◆ TASK PROMPT
Every line that includes the word "Number" is to be listed.

Items from a dataset:
--- --- ---

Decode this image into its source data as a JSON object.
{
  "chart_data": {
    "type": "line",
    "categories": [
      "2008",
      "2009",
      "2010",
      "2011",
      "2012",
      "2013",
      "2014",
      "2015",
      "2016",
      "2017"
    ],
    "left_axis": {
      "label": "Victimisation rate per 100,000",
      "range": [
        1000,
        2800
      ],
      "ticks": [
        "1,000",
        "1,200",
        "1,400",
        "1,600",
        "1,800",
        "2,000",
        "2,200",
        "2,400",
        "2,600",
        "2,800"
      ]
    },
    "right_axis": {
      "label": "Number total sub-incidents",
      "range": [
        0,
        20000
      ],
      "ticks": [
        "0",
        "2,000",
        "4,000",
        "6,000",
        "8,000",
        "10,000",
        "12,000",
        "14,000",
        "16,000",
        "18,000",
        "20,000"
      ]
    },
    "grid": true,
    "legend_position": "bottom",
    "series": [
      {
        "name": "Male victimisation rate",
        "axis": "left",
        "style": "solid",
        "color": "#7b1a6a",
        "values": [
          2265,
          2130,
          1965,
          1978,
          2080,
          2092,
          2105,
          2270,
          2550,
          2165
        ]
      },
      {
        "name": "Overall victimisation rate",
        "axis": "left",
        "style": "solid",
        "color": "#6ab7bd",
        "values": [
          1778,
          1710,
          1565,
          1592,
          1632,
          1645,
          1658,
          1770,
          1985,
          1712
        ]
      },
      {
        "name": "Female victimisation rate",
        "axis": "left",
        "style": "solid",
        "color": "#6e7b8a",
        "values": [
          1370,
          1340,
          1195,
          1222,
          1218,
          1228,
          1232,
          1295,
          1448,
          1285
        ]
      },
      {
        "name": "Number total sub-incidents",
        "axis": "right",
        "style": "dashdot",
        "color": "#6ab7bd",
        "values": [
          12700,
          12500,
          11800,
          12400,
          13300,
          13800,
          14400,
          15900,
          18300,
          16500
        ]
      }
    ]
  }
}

--- --- ---

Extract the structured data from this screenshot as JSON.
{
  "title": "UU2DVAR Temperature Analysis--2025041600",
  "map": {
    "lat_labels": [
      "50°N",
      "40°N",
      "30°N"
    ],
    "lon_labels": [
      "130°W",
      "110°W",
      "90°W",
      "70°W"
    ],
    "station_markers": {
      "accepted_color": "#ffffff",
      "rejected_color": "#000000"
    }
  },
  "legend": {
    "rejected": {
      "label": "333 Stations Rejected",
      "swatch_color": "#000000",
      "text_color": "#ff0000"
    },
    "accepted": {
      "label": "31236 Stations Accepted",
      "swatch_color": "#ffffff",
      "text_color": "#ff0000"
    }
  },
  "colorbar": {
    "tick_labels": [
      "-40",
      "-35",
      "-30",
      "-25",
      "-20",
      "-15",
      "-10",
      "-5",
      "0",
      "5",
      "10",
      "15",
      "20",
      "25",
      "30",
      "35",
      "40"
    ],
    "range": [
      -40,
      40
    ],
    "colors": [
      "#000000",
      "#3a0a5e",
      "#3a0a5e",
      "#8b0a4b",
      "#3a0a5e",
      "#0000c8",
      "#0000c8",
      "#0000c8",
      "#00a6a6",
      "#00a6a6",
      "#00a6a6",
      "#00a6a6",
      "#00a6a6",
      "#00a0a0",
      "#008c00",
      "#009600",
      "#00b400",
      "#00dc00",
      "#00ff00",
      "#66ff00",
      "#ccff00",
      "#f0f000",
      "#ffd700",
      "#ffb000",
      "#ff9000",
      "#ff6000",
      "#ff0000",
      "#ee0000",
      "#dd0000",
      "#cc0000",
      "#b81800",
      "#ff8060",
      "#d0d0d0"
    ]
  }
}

--- --- ---

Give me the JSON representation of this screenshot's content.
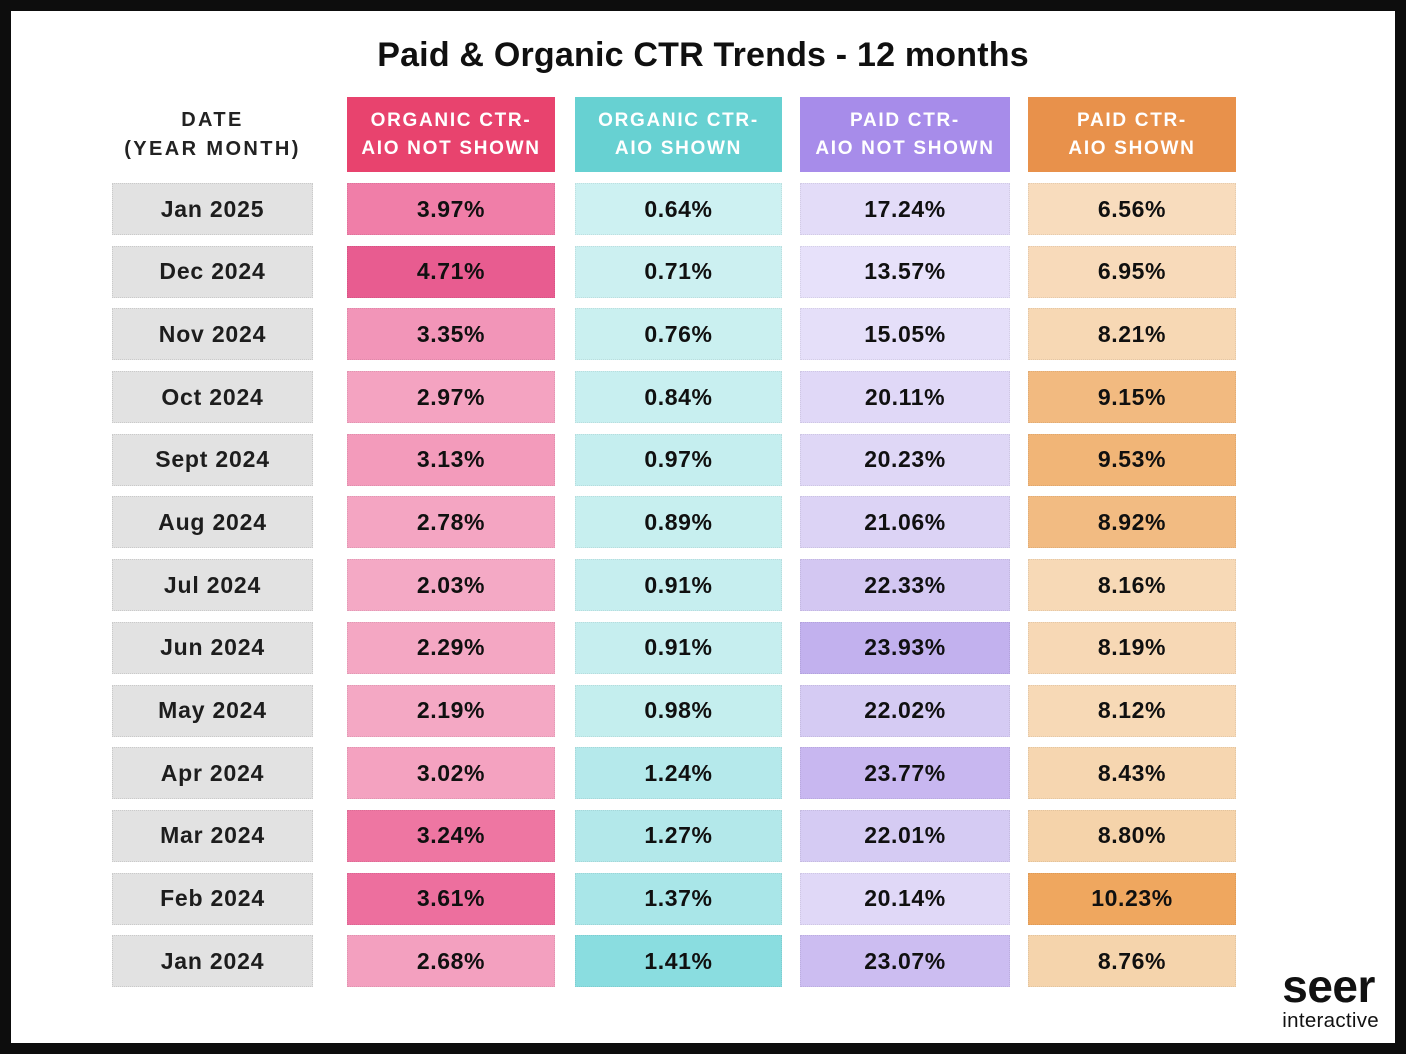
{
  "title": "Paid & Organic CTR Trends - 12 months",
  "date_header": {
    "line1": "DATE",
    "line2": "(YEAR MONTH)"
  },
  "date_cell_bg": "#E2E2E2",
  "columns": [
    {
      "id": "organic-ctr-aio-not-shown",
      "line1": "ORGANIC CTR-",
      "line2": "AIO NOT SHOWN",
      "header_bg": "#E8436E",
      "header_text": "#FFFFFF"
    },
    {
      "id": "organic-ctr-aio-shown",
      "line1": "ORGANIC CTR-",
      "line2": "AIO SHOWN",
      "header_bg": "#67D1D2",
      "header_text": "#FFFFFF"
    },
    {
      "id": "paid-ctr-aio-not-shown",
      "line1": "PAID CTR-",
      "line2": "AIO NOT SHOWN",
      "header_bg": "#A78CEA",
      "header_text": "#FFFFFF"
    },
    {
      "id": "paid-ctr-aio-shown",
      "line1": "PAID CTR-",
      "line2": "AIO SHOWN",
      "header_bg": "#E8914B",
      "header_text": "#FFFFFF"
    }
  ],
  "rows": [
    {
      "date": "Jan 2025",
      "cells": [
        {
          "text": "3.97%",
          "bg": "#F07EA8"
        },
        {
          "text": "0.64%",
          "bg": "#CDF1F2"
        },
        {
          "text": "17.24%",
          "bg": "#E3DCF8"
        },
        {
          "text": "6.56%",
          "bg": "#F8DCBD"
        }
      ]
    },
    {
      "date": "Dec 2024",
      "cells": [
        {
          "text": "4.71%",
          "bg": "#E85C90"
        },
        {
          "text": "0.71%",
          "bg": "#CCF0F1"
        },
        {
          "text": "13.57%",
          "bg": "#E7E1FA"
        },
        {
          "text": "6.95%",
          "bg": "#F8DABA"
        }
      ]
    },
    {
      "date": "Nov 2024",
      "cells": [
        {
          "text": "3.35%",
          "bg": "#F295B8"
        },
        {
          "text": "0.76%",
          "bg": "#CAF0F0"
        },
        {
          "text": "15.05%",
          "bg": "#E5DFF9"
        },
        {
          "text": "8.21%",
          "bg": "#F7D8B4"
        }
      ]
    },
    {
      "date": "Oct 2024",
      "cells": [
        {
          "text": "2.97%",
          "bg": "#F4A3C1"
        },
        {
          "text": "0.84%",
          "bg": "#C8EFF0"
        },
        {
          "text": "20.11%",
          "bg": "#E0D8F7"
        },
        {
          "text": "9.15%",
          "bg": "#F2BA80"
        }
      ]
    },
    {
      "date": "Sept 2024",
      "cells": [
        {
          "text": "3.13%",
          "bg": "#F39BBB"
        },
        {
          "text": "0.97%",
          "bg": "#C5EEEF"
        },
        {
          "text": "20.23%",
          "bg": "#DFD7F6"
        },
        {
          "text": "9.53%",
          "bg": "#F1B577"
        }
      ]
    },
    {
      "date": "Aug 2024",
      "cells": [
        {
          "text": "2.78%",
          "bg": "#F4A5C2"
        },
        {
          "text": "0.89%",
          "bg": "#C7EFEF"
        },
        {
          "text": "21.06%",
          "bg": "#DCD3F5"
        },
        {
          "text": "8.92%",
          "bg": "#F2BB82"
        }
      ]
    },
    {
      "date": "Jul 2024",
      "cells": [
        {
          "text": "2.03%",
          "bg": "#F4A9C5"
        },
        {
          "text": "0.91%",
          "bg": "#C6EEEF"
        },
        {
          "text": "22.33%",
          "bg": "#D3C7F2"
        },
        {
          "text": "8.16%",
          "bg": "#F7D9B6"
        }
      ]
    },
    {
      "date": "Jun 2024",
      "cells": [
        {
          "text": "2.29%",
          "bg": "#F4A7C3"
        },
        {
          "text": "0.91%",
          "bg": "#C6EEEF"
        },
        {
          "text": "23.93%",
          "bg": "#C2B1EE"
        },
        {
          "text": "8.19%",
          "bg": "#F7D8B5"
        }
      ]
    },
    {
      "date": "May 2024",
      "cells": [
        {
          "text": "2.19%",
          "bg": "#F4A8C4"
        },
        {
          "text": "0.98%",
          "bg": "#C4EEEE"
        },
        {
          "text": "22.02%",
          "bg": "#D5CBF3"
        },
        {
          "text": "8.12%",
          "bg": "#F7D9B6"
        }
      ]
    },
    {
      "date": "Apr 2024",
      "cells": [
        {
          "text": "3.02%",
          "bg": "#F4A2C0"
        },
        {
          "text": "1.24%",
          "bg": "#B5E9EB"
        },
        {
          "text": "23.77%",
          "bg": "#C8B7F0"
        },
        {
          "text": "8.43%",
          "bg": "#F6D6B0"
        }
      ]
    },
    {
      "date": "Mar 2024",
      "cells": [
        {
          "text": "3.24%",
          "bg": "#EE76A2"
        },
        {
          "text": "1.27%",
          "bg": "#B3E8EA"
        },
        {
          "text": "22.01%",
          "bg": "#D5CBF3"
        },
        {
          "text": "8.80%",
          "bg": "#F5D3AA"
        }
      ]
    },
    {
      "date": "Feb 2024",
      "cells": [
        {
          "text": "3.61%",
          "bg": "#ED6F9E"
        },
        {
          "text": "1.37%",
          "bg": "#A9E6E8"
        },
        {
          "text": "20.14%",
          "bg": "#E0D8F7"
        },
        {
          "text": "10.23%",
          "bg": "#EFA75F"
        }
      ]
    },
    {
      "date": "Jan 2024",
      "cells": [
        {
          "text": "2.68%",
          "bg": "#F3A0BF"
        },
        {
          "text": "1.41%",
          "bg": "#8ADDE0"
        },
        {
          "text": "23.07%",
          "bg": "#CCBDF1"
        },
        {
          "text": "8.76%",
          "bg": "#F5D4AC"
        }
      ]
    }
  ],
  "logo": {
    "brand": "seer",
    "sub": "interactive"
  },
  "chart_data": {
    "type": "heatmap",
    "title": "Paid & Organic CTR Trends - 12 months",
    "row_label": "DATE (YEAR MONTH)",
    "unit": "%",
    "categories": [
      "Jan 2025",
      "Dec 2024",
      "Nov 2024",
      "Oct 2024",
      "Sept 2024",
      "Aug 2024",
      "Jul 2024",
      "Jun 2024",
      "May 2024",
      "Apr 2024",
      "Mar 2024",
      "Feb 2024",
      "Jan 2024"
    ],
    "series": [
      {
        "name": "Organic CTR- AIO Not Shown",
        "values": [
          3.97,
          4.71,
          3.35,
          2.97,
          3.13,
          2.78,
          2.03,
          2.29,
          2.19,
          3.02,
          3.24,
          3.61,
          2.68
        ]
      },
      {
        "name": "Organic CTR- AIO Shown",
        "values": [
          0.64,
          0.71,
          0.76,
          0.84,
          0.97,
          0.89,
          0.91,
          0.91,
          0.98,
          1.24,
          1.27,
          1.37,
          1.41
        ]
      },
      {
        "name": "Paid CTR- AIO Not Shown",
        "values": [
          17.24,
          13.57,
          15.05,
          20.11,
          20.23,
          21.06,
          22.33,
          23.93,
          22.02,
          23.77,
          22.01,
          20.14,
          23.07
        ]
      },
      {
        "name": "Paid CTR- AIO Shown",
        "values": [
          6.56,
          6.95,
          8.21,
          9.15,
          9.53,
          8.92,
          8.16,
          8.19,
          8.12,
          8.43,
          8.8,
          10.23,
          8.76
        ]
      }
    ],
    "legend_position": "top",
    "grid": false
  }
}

--- --- ---

◆ FINISHED TASK
      "label": "Number total sub-incidents",
        "name": "Number total sub-incidents",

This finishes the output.